▸ **Material shown**

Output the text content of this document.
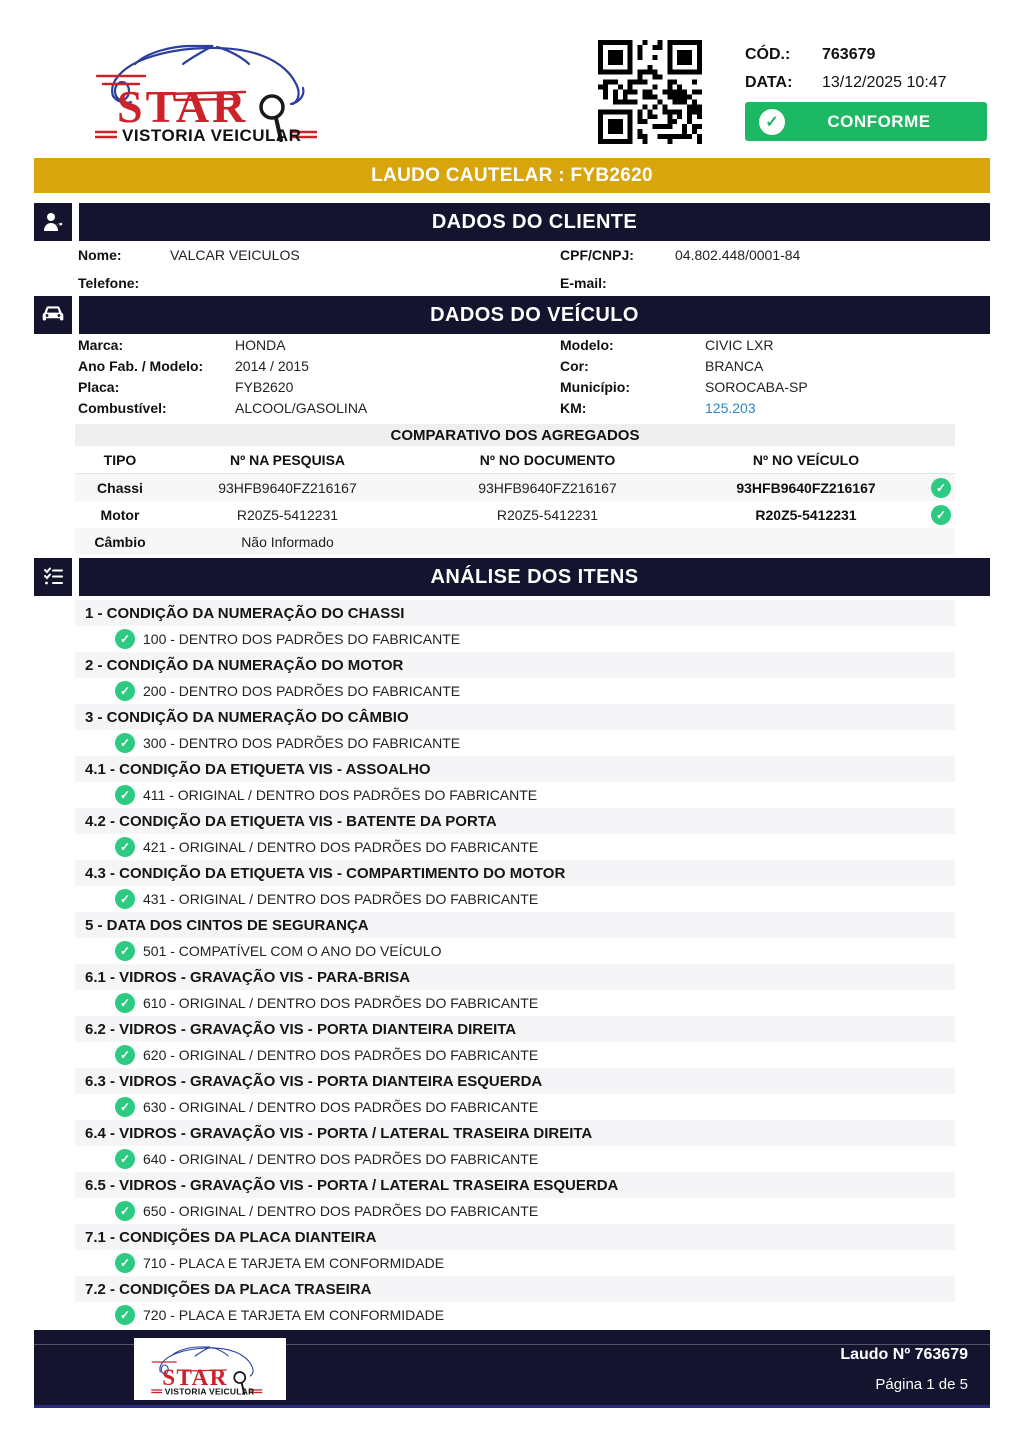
STAR
VISTORIA VEICULAR
CÓD.: 763679
DATA: 13/12/2025 10:47
✓
CONFORME
LAUDO CAUTELAR : FYB2620
DADOS DO CLIENTE
Nome:	VALCAR VEICULOS	CPF/CNPJ:	04.802.448/0001-84
Telefone:	E-mail:
DADOS DO VEÍCULO
Marca:	HONDA	Modelo:	CIVIC LXR
Ano Fab. / Modelo: 2014 / 2015	Cor:	BRANCA
Placa:	FYB2620	Município:	SOROCABA-SP
Combustível:	ALCOOL/GASOLINA	KM:	125.203
COMPARATIVO DOS AGREGADOS
TIPO	Nº NA PESQUISA	Nº NO DOCUMENTO	Nº NO VEÍCULO
Chassi	93HFB9640FZ216167	93HFB9640FZ216167	93HFB9640FZ216167
✓
Motor	R20Z5-5412231	R20Z5-5412231	R20Z5-5412231
✓
Câmbio	Não Informado
ANÁLISE DOS ITENS
1 - CONDIÇÃO DA NUMERAÇÃO DO CHASSI
✓
100 - DENTRO DOS PADRÕES DO FABRICANTE
2 - CONDIÇÃO DA NUMERAÇÃO DO MOTOR
✓
200 - DENTRO DOS PADRÕES DO FABRICANTE
3 - CONDIÇÃO DA NUMERAÇÃO DO CÂMBIO
✓
300 - DENTRO DOS PADRÕES DO FABRICANTE
4.1 - CONDIÇÃO DA ETIQUETA VIS - ASSOALHO
✓
411 - ORIGINAL / DENTRO DOS PADRÕES DO FABRICANTE
4.2 - CONDIÇÃO DA ETIQUETA VIS - BATENTE DA PORTA
✓
421 - ORIGINAL / DENTRO DOS PADRÕES DO FABRICANTE
4.3 - CONDIÇÃO DA ETIQUETA VIS - COMPARTIMENTO DO MOTOR
✓
431 - ORIGINAL / DENTRO DOS PADRÕES DO FABRICANTE
5 - DATA DOS CINTOS DE SEGURANÇA
✓
501 - COMPATÍVEL COM O ANO DO VEÍCULO
6.1 - VIDROS - GRAVAÇÃO VIS - PARA-BRISA
✓
610 - ORIGINAL / DENTRO DOS PADRÕES DO FABRICANTE
6.2 - VIDROS - GRAVAÇÃO VIS - PORTA DIANTEIRA DIREITA
✓
620 - ORIGINAL / DENTRO DOS PADRÕES DO FABRICANTE
6.3 - VIDROS - GRAVAÇÃO VIS - PORTA DIANTEIRA ESQUERDA
✓
630 - ORIGINAL / DENTRO DOS PADRÕES DO FABRICANTE
6.4 - VIDROS - GRAVAÇÃO VIS - PORTA / LATERAL TRASEIRA DIREITA
✓
640 - ORIGINAL / DENTRO DOS PADRÕES DO FABRICANTE
6.5 - VIDROS - GRAVAÇÃO VIS - PORTA / LATERAL TRASEIRA ESQUERDA
✓
650 - ORIGINAL / DENTRO DOS PADRÕES DO FABRICANTE
7.1 - CONDIÇÕES DA PLACA DIANTEIRA
✓
710 - PLACA E TARJETA EM CONFORMIDADE
7.2 - CONDIÇÕES DA PLACA TRASEIRA
✓
720 - PLACA E TARJETA EM CONFORMIDADE
STAR
VISTORIA VEICULAR
Laudo Nº 763679
Página 1 de 5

▸ **Do this**
Find each line that has the word "ESQUERDA", then copy it out.

▸ **Result of this task**
6.3 - VIDROS - GRAVAÇÃO VIS - PORTA DIANTEIRA ESQUERDA
6.5 - VIDROS - GRAVAÇÃO VIS - PORTA / LATERAL TRASEIRA ESQUERDA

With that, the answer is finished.